• **Goal of the exercise**
Find every line in the records below that contains the word "Bahram", and copy each such line.

⟨

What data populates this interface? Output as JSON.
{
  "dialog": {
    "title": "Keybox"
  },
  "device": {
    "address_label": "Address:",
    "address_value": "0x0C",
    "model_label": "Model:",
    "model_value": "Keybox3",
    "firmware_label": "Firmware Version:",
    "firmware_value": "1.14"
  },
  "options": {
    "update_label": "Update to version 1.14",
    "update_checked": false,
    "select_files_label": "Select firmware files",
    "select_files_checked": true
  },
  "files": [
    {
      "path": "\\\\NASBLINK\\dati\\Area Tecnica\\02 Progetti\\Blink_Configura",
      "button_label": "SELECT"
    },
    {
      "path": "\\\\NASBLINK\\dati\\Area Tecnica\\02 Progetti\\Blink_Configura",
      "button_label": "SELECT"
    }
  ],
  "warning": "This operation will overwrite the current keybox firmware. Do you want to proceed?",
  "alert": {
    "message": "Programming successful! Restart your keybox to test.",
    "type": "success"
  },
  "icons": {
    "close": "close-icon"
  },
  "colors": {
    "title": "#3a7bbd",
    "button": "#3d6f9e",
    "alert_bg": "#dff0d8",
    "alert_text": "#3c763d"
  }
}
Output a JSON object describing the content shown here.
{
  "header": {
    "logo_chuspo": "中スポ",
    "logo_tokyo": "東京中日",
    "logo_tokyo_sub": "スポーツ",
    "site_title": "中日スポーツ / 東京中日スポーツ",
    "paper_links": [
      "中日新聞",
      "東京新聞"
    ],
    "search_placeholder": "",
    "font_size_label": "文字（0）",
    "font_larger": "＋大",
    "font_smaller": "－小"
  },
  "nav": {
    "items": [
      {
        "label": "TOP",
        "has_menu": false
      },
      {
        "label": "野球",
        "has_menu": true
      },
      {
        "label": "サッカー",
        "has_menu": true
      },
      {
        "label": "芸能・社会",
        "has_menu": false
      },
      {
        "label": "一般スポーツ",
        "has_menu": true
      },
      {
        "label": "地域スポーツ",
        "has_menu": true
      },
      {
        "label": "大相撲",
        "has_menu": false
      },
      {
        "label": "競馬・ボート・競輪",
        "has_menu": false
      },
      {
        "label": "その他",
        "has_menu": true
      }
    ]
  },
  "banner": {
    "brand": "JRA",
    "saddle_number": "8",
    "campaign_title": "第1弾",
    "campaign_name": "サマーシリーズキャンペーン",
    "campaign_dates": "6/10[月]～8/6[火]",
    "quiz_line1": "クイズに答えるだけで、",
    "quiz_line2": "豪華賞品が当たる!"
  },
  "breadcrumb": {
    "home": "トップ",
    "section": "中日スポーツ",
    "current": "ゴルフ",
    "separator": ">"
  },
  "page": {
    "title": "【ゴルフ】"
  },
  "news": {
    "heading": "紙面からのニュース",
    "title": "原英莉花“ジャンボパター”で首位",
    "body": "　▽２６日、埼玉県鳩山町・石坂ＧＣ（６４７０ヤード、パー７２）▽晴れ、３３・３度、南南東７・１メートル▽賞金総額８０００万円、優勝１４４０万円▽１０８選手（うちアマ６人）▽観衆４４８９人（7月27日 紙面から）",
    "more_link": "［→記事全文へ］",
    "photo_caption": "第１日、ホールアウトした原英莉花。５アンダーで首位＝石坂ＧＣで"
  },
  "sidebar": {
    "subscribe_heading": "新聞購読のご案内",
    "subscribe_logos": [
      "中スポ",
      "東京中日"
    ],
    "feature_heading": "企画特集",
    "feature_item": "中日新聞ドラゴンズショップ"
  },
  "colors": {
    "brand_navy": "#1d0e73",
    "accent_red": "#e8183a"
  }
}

⟩
⟨

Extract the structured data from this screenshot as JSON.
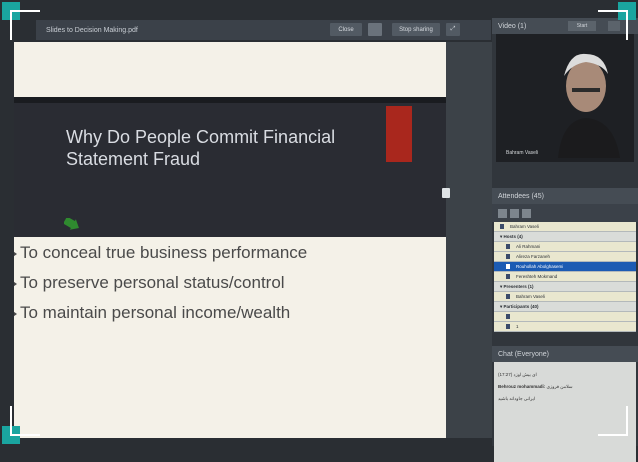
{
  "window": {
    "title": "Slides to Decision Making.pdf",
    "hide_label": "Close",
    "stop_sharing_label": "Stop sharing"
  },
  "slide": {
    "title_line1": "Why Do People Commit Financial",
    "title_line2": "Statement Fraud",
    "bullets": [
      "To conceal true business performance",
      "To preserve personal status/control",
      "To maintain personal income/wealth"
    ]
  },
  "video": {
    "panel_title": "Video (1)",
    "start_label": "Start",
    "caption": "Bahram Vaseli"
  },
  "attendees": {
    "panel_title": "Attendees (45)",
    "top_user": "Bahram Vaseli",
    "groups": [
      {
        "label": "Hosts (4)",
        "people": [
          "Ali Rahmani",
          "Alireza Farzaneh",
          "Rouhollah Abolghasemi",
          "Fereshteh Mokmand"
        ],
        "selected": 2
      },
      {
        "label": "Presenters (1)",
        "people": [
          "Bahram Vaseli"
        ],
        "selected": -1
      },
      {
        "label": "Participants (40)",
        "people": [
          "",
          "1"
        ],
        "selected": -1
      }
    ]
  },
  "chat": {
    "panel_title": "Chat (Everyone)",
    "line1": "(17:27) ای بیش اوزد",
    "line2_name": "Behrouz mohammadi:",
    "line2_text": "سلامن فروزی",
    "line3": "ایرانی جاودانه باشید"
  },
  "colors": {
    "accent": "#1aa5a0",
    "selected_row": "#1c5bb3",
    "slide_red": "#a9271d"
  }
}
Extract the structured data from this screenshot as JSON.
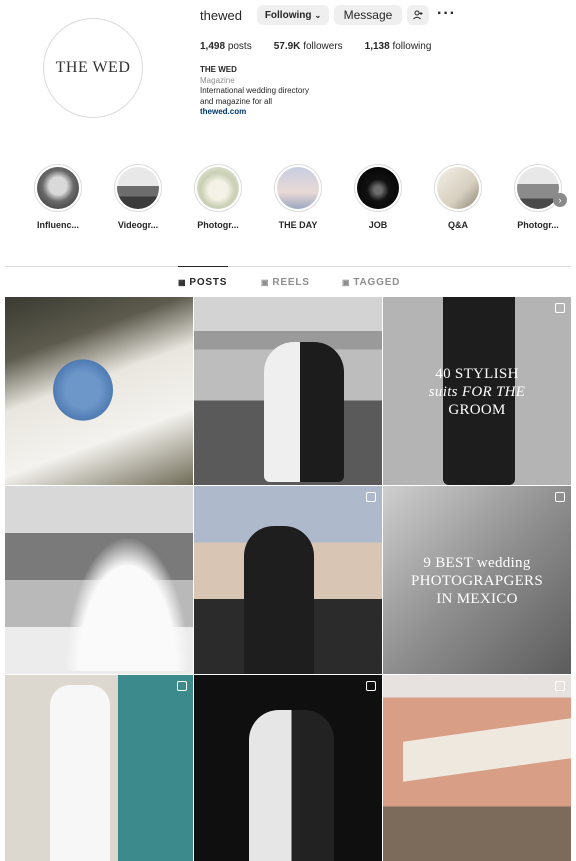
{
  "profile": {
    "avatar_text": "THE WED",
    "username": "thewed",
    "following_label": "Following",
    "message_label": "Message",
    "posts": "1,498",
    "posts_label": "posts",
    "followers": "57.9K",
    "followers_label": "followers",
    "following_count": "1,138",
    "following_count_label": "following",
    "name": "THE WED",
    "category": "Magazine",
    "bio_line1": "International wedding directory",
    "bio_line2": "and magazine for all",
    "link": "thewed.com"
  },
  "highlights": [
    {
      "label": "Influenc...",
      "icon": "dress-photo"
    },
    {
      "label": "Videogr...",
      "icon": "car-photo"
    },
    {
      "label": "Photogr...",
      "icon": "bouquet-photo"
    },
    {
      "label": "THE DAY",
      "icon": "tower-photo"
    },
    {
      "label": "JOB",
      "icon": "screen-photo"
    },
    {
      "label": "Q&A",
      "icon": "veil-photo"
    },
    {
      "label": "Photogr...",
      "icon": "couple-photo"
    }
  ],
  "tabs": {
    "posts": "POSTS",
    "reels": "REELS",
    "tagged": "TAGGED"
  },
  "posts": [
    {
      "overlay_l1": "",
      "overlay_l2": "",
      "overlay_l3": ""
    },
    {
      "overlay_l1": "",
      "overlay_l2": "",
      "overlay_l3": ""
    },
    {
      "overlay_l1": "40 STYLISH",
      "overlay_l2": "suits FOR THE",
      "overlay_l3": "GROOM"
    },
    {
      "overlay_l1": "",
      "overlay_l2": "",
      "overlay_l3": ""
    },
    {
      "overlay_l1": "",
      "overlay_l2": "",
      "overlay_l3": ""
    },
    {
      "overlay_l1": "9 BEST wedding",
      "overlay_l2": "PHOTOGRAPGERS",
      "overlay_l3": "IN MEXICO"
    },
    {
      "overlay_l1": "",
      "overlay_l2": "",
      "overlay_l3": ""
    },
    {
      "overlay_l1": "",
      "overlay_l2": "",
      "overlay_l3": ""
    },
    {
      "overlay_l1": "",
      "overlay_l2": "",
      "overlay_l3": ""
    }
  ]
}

⟩

• **Response to this task**
    "caption": "Bahram Vaseli"
    "top_user": "Bahram Vaseli",
          "Bahram Vaseli"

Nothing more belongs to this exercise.